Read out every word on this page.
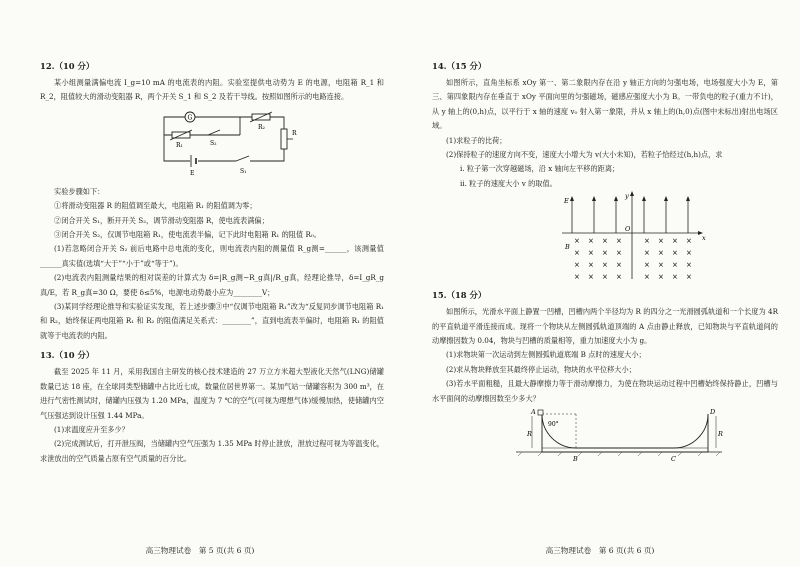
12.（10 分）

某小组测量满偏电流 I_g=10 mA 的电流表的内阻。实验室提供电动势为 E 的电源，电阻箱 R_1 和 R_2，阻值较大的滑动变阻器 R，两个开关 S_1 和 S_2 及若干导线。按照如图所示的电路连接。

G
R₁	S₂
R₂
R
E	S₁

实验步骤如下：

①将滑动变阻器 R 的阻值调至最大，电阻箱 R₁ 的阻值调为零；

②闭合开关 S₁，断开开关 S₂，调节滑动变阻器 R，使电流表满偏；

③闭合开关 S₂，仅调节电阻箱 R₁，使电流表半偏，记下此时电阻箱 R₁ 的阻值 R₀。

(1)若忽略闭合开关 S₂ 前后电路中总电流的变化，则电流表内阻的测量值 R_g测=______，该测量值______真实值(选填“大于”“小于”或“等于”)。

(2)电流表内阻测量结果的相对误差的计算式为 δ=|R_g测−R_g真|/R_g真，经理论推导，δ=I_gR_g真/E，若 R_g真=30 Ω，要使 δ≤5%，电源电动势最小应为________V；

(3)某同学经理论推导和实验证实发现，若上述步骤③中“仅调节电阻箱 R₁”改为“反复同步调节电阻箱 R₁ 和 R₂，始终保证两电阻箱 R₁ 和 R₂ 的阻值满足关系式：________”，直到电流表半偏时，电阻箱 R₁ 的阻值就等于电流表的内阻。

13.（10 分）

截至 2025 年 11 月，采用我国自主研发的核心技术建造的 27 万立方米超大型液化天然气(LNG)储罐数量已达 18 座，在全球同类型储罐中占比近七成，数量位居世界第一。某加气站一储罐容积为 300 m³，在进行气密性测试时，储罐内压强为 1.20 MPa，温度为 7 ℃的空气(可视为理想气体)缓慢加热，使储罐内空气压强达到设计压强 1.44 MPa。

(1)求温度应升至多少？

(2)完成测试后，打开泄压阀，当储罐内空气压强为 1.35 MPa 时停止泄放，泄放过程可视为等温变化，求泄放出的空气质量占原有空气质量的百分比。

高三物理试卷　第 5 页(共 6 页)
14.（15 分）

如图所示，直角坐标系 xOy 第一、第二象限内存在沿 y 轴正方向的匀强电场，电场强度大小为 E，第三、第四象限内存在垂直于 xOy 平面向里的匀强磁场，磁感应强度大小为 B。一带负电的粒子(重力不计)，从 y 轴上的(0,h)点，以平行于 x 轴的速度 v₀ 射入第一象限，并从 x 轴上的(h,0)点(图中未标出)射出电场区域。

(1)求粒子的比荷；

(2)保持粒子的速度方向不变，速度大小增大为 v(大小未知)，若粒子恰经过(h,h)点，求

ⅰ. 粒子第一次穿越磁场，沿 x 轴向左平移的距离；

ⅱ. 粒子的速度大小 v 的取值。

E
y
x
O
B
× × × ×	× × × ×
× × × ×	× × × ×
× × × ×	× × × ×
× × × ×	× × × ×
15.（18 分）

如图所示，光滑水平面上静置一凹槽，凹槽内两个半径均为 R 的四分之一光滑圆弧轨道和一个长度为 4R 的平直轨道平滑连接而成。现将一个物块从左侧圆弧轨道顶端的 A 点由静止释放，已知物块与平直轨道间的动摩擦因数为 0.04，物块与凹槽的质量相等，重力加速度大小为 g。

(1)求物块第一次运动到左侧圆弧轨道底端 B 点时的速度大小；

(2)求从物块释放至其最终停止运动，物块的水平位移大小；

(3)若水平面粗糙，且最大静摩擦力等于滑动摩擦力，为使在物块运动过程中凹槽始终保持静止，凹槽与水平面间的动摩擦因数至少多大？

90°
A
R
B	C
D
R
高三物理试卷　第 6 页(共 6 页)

########################################

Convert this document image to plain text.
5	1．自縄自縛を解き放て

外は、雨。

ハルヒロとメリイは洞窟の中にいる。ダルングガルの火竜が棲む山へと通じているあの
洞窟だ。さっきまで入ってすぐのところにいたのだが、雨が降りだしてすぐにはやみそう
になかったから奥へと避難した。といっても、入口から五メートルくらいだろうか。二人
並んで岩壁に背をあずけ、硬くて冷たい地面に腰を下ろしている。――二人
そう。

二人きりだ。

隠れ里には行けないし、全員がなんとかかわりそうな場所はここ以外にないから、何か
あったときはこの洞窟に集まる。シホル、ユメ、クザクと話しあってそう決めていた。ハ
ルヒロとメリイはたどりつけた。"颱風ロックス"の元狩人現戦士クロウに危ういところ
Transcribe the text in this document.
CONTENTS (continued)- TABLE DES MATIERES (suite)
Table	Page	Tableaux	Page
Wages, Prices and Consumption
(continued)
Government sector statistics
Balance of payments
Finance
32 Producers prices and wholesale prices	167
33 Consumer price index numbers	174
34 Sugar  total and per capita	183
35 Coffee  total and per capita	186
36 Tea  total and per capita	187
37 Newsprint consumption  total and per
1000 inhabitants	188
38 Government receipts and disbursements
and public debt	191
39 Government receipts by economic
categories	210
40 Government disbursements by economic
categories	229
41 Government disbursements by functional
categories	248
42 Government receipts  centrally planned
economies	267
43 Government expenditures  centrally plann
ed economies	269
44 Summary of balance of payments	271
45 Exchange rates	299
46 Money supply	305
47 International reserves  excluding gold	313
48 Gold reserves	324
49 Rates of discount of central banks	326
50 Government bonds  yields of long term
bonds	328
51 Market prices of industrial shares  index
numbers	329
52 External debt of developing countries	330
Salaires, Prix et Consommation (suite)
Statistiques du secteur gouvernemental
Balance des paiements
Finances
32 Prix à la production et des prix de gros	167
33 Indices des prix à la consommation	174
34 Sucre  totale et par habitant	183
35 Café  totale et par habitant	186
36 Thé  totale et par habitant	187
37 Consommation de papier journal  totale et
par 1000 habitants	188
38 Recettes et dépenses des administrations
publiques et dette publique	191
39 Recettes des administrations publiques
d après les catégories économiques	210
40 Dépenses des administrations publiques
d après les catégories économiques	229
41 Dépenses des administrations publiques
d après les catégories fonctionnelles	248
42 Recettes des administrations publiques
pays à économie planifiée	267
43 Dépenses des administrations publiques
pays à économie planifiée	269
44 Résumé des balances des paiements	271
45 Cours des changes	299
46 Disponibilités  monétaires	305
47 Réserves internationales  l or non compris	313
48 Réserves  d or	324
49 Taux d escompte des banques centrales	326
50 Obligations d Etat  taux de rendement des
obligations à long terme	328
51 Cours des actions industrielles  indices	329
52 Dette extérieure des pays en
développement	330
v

########################################

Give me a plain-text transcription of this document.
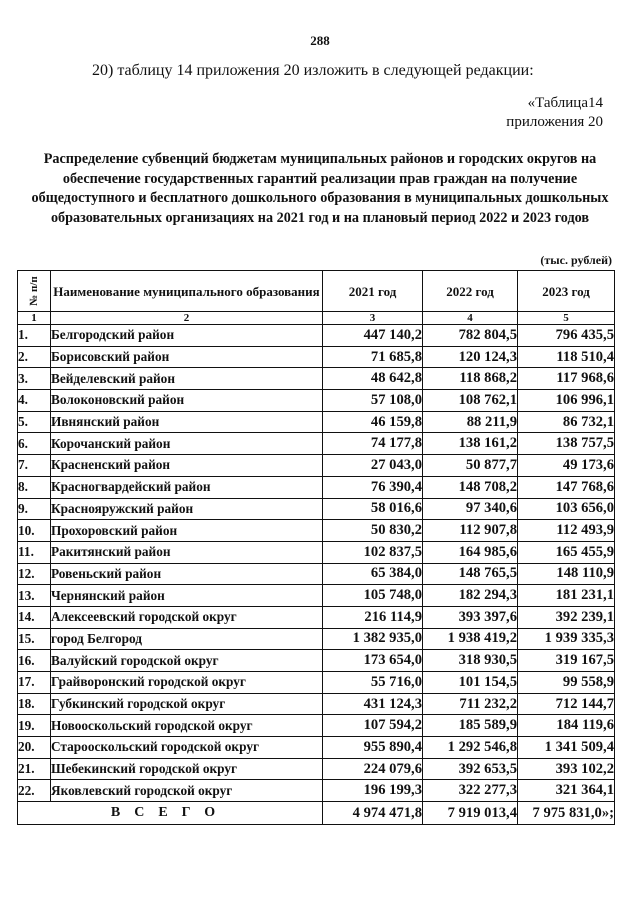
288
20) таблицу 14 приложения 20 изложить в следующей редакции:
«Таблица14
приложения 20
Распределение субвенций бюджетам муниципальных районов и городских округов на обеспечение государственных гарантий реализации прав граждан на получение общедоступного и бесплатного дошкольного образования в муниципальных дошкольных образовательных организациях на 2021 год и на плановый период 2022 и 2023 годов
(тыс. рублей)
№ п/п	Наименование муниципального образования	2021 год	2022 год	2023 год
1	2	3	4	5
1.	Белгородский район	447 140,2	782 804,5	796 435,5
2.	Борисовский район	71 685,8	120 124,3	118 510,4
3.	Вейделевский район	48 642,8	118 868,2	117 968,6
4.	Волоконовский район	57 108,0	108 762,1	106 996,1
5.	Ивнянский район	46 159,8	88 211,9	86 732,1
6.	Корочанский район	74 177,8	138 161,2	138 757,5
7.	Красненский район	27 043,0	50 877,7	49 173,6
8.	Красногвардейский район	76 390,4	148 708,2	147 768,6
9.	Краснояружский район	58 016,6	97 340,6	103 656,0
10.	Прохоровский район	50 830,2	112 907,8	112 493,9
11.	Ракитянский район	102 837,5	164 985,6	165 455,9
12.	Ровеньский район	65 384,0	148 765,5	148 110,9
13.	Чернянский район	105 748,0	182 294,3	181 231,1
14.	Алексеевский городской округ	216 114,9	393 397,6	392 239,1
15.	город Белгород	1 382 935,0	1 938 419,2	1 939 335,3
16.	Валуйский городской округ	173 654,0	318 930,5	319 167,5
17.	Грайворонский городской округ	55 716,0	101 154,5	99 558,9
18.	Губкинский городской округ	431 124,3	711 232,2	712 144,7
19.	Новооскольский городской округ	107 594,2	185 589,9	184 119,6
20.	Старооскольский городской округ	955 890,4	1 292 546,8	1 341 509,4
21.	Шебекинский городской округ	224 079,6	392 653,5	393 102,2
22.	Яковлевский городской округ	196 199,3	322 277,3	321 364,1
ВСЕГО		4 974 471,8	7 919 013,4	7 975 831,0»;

########################################

» **TASK REQUIREMENTS**
Pull out all lines from the entries above that include the word "après".

» **TASK RESULT**
d après les catégories économiques	210
d après les catégories économiques	229
d après les catégories fonctionnelles	248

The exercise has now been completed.